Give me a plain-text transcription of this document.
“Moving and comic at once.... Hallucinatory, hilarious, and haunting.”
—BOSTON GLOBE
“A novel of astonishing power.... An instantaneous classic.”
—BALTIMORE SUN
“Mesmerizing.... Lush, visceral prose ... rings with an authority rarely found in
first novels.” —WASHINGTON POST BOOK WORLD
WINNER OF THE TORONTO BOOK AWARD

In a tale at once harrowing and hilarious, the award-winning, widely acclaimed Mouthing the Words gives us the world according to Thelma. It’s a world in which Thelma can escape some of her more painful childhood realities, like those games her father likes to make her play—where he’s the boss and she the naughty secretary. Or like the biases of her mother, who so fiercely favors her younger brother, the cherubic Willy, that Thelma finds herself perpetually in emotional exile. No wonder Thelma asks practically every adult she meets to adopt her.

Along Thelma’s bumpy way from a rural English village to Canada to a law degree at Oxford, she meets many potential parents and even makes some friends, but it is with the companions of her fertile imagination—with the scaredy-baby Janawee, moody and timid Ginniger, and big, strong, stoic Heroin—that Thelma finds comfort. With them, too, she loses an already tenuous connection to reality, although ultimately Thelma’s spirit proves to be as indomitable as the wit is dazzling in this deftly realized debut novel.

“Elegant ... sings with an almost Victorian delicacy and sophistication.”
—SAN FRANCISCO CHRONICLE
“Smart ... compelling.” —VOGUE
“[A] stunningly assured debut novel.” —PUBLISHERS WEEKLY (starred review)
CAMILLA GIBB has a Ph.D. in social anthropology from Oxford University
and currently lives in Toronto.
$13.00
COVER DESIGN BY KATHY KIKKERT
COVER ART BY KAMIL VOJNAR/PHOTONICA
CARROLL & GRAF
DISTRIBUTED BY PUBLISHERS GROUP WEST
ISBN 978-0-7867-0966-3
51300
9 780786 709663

━━━━━━━━━━━━━━━━━━━━━━━━━━━━━━

> [What is being asked] Make a list of all lines in the data that contain "Oxford".

> [Result]
Along Thelma’s bumpy way from a rural English village to Canada to a law degree at Oxford, she meets many potential parents and even makes some friends, but it is with the companions of her fertile imagination—with the scaredy-baby Janawee, moody and timid Ginniger, and big, strong, stoic Heroin—that Thelma finds comfort. With them, too, she loses an already tenuous connection to reality, although ultimately Thelma’s spirit proves to be as indomitable as the wit is dazzling in this deftly realized debut novel.
CAMILLA GIBB has a Ph.D. in social anthropology from Oxford University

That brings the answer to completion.